◆ What to produce: Your task is to extract every entry that follows word for word while excluding the pictures.

+ + + +

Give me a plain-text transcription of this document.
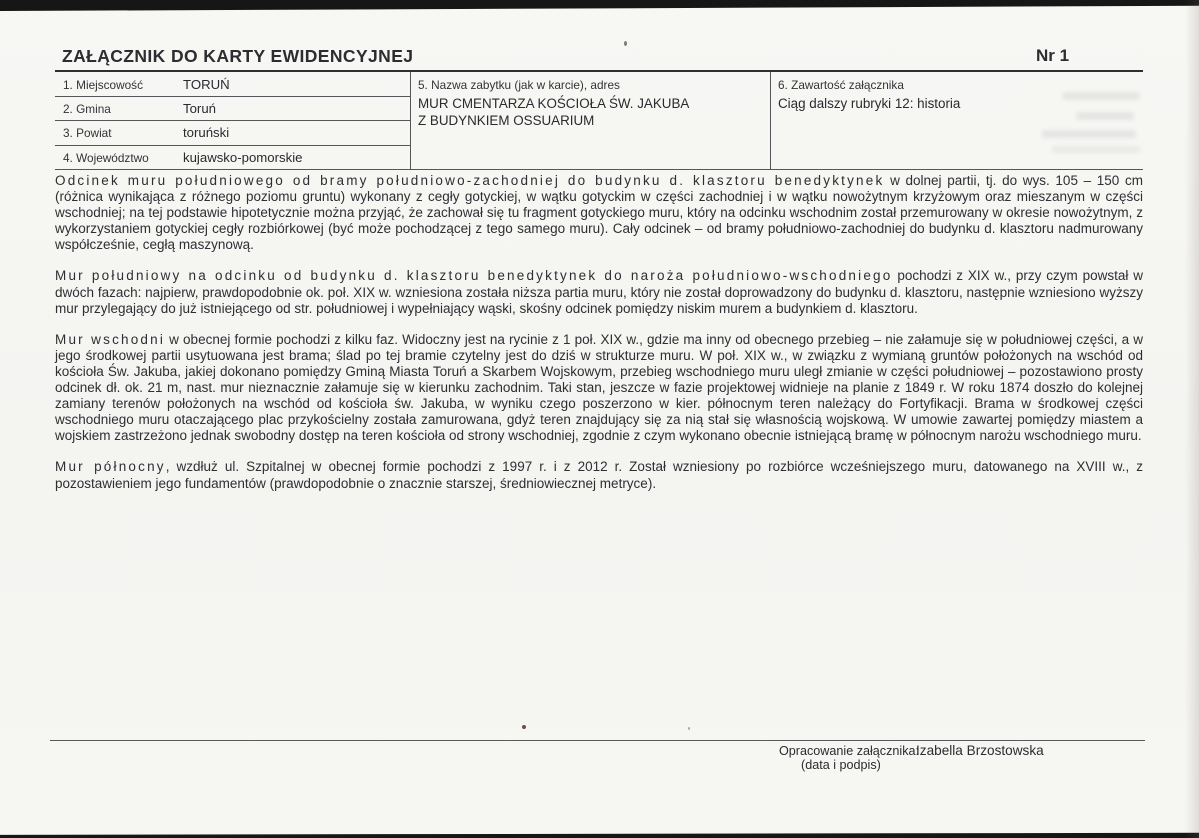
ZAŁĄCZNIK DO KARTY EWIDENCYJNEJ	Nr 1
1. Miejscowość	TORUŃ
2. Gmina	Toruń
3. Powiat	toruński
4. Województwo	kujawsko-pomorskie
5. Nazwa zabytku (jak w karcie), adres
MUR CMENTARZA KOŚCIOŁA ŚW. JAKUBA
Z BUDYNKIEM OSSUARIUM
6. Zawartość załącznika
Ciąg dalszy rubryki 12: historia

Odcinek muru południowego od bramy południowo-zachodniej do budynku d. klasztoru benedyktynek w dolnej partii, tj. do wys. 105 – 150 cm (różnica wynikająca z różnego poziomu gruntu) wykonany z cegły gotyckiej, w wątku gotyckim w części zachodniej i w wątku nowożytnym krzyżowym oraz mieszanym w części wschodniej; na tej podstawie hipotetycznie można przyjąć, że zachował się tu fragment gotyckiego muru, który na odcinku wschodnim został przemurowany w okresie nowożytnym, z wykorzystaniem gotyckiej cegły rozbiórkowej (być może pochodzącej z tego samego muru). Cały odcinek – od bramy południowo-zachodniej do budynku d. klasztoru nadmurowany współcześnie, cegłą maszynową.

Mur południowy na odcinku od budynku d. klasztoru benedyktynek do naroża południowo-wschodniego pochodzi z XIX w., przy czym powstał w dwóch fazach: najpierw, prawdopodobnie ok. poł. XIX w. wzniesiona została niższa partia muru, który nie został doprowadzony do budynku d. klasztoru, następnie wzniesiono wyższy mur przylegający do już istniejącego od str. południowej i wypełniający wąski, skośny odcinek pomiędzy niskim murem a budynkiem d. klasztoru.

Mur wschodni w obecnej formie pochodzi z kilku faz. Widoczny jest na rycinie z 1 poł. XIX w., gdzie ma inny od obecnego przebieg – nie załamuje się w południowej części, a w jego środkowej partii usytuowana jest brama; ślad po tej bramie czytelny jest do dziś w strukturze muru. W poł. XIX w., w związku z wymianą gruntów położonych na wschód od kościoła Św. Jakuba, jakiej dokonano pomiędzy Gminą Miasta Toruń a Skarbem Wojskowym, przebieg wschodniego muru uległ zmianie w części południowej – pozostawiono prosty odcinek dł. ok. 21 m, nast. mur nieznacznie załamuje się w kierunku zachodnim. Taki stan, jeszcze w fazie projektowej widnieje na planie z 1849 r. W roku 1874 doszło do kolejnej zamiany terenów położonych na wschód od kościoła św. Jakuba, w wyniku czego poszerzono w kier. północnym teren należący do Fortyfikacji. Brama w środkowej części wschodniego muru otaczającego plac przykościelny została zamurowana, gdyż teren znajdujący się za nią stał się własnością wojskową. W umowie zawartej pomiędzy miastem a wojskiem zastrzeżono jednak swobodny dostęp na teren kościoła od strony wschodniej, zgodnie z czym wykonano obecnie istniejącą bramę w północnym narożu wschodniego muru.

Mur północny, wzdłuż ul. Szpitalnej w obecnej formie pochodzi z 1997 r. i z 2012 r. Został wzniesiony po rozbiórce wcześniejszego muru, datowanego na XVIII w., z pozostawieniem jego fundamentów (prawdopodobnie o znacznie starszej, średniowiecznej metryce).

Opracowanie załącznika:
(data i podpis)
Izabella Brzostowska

+ + + +

◆ Result for this exercise:
Give me a plain-text transcription of this document.
ZAŁĄCZNIK DO KARTY EWIDENCYJNEJ	Nr 1
1. Miejscowość	TORUŃ
2. Gmina	Toruń
3. Powiat	toruński
4. Województwo	kujawsko-pomorskie
5. Nazwa zabytku (jak w karcie), adres
MUR CMENTARZA KOŚCIOŁA ŚW. JAKUBA
Z BUDYNKIEM OSSUARIUM
6. Zawartość załącznika
Ciąg dalszy rubryki 12: historia

Odcinek muru południowego od bramy południowo-zachodniej do budynku d. klasztoru benedyktynek w dolnej partii, tj. do wys. 105 – 150 cm (różnica wynikająca z różnego poziomu gruntu) wykonany z cegły gotyckiej, w wątku gotyckim w części zachodniej i w wątku nowożytnym krzyżowym oraz mieszanym w części wschodniej; na tej podstawie hipotetycznie można przyjąć, że zachował się tu fragment gotyckiego muru, który na odcinku wschodnim został przemurowany w okresie nowożytnym, z wykorzystaniem gotyckiej cegły rozbiórkowej (być może pochodzącej z tego samego muru). Cały odcinek – od bramy południowo-zachodniej do budynku d. klasztoru nadmurowany współcześnie, cegłą maszynową.

Mur południowy na odcinku od budynku d. klasztoru benedyktynek do naroża południowo-wschodniego pochodzi z XIX w., przy czym powstał w dwóch fazach: najpierw, prawdopodobnie ok. poł. XIX w. wzniesiona została niższa partia muru, który nie został doprowadzony do budynku d. klasztoru, następnie wzniesiono wyższy mur przylegający do już istniejącego od str. południowej i wypełniający wąski, skośny odcinek pomiędzy niskim murem a budynkiem d. klasztoru.

Mur wschodni w obecnej formie pochodzi z kilku faz. Widoczny jest na rycinie z 1 poł. XIX w., gdzie ma inny od obecnego przebieg – nie załamuje się w południowej części, a w jego środkowej partii usytuowana jest brama; ślad po tej bramie czytelny jest do dziś w strukturze muru. W poł. XIX w., w związku z wymianą gruntów położonych na wschód od kościoła Św. Jakuba, jakiej dokonano pomiędzy Gminą Miasta Toruń a Skarbem Wojskowym, przebieg wschodniego muru uległ zmianie w części południowej – pozostawiono prosty odcinek dł. ok. 21 m, nast. mur nieznacznie załamuje się w kierunku zachodnim. Taki stan, jeszcze w fazie projektowej widnieje na planie z 1849 r. W roku 1874 doszło do kolejnej zamiany terenów położonych na wschód od kościoła św. Jakuba, w wyniku czego poszerzono w kier. północnym teren należący do Fortyfikacji. Brama w środkowej części wschodniego muru otaczającego plac przykościelny została zamurowana, gdyż teren znajdujący się za nią stał się własnością wojskową. W umowie zawartej pomiędzy miastem a wojskiem zastrzeżono jednak swobodny dostęp na teren kościoła od strony wschodniej, zgodnie z czym wykonano obecnie istniejącą bramę w północnym narożu wschodniego muru.

Mur północny, wzdłuż ul. Szpitalnej w obecnej formie pochodzi z 1997 r. i z 2012 r. Został wzniesiony po rozbiórce wcześniejszego muru, datowanego na XVIII w., z pozostawieniem jego fundamentów (prawdopodobnie o znacznie starszej, średniowiecznej metryce).

Opracowanie załącznika:
(data i podpis)
Izabella Brzostowska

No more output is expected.